Extrait du document |
──────

La déforestation est dramatique dans le Sud-Est asiatique. Le remplacement de la forêt tropicale originelle par des plantations de palmiers à huile est un désastre écologique. L’auteur de ces lignes a pu s’en rendre compte sur l’île indonésienne de Sumatra voilà quelques années. Les orangs-outans sont privés de leur biotope et les tigres se rapprochent des villes.

Face à cette triste réalité agro-industrielle, la tentation est grande de rejeter, le 7 mars, l’accord de libre-échange (ALE) entre les pays de l’AELE et l’Indonésie. Il faut résister à cette tentation. Car un refus de ce contrat commercial n’apporterait aucune réponse à la problématique de la production d’huile de palme à grande échelle, dont l’Indonésie est l’un des principaux producteurs mondiaux. L’acte de protestation n’irait pas au-delà du symbole.

──────

Utiliser le contenu |
A. Recopiez l'extrait sur la déforestation en commençant par « Face à cette » et en continuant jusqu'à « au-delà du symbole. ».
B. Prolongez l'extrait sur la déforestation à partir de l'endroit où il s'arrête.
Le matériel qui suit n'a aucun rapport avec l'extrait sur la déforestation.

──────

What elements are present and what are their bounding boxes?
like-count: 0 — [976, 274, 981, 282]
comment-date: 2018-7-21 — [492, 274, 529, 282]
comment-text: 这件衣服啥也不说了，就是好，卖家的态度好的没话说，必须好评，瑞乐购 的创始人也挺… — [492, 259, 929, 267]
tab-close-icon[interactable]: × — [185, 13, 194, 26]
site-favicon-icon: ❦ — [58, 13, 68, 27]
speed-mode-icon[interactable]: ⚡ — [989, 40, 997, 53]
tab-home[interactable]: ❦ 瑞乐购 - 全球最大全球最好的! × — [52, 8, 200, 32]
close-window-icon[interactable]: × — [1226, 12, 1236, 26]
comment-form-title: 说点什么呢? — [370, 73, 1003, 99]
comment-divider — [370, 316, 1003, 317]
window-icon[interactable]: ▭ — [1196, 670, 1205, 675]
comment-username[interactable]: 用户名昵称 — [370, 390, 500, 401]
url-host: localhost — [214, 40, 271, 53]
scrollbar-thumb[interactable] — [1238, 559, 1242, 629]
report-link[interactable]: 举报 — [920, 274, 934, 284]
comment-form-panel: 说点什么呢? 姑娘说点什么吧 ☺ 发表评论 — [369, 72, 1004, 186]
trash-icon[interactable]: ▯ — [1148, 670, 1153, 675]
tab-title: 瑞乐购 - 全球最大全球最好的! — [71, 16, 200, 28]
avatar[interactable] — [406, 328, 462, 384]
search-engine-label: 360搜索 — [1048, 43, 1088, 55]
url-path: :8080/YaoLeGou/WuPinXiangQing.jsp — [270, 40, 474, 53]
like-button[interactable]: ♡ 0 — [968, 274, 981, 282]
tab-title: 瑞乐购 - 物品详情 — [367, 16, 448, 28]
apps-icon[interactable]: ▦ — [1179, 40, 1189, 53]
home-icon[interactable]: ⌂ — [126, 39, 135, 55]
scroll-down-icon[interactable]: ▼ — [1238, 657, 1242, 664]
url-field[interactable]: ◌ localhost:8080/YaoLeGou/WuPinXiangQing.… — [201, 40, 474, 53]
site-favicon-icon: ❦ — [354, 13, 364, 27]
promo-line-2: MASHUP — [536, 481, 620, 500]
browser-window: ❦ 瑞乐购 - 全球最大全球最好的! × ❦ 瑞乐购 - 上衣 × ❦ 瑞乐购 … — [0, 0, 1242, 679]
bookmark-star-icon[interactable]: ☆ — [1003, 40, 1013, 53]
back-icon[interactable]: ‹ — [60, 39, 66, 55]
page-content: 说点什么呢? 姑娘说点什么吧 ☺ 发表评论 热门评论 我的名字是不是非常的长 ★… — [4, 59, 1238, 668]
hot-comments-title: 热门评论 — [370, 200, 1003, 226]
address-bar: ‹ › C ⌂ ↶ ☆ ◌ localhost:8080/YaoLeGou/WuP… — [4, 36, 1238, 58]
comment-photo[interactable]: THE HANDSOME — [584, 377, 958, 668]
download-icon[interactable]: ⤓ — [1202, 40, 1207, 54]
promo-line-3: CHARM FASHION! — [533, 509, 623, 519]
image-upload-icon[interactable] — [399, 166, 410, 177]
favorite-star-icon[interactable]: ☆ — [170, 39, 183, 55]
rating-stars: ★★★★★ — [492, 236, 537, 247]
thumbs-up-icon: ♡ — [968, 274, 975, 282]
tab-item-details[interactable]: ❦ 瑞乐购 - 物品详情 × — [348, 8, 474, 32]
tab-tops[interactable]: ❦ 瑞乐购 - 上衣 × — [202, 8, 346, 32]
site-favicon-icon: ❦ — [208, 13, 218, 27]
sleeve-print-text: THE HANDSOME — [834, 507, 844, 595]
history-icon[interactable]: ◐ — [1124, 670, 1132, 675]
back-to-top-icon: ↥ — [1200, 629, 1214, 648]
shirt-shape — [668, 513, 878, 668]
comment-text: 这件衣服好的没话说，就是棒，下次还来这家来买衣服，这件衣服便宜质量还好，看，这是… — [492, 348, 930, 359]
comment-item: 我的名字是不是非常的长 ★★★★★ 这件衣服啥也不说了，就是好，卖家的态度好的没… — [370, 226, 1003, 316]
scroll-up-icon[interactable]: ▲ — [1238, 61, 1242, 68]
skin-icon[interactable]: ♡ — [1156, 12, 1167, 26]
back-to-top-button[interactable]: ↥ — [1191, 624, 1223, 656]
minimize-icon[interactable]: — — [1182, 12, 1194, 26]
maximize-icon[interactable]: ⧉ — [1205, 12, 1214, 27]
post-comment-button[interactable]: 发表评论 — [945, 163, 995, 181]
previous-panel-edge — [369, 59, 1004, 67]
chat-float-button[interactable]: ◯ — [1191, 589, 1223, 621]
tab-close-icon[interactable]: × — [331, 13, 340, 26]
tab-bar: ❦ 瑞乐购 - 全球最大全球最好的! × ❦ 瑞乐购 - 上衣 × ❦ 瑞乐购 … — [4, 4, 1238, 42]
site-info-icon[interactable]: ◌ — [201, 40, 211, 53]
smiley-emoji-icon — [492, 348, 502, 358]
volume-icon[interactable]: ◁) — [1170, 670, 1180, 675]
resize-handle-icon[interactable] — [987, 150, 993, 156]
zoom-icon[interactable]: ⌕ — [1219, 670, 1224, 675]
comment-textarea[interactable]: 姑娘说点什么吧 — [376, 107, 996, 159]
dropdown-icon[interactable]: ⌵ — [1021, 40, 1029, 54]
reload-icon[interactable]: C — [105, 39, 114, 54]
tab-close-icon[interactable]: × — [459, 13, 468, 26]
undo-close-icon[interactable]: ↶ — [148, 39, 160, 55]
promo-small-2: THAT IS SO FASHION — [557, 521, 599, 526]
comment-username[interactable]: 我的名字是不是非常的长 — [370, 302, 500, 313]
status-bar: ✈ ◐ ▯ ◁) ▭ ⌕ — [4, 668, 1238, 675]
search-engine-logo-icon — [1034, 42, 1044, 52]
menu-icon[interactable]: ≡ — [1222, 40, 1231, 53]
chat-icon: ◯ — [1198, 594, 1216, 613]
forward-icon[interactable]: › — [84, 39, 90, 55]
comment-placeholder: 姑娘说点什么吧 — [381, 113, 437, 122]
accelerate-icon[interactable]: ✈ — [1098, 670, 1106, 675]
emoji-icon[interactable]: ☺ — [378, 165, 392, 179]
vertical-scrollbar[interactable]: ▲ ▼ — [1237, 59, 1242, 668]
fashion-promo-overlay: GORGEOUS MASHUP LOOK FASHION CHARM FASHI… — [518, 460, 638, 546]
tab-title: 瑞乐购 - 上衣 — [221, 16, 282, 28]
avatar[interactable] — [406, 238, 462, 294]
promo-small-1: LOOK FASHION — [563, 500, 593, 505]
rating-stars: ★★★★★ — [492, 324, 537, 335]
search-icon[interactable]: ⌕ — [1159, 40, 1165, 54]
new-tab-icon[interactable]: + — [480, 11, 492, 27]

──────

Réponses par consigne |
A.
Face à cette triste réalité agro-industrielle, la tentation est grande de rejeter, le 7 mars, l’accord de libre-échange (ALE) entre les pays de l’AELE et l’Indonésie. Il faut résister à cette tentation. Car un refus de ce contrat commercial n’apporterait aucune réponse à la problématique de la production d’huile de palme à grande échelle, dont l’Indonésie est l’un des principaux producteurs mondiaux. L’acte de protestation n’irait pas au-delà du symbole.

B.
Or, les enjeux de cet accord de libre-échange ne se résument pas, et de loin, à la question de savoir si la Suisse doit ou non importer de l’huile de palme indonésienne. D’une part, ces importations sont extrêmement faibles et l’accord prévoit de les encadrer d’exigences environnementales inédites dans une convention commerciale de ce genre. D’autre part, la Suisse, qui n’a jamais voulu faire partie de l’union politique européenne, doit son salut économique à la conclusion de conventions qui facilitent les échanges de marchandises.

Une stratégie cohérente

A ce jour, elle en a conclu plus de 30 avec de grands pays, avec de plus petits et avec des associations d’Etats. Le succès de la négociation d’un traité commercial dépend toujours de l’équilibre entre les intérêts des nations signataires. C’est du donnant-donnant.

L’Indonésie est l’un des pays les plus peuplés du continent asiatique. Elle intéresse les exportateurs suisses, qui y voient un marché en pleine croissance. L’objectif de l’accord est de faciliter les échanges en réduisant les droits de douane élevés prélevés par ce pays. Les producteurs suisses de pièces mécaniques, de produits pharmaceutiques et chimiques, de montres et de chocolat en profiteront. Dans l’autre sens, il s’agit d’abaisser les tarifs sur des marchandises indonésiennes telles que les métaux précieux, les textiles, les chaussures mais aussi des denrées comme le thé, le café ou les épices. L’huile de palme, dont l’importation sera encadrée par le maintien partiel des droits de douane et le respect d’une clause de durabilité, vient loin derrière.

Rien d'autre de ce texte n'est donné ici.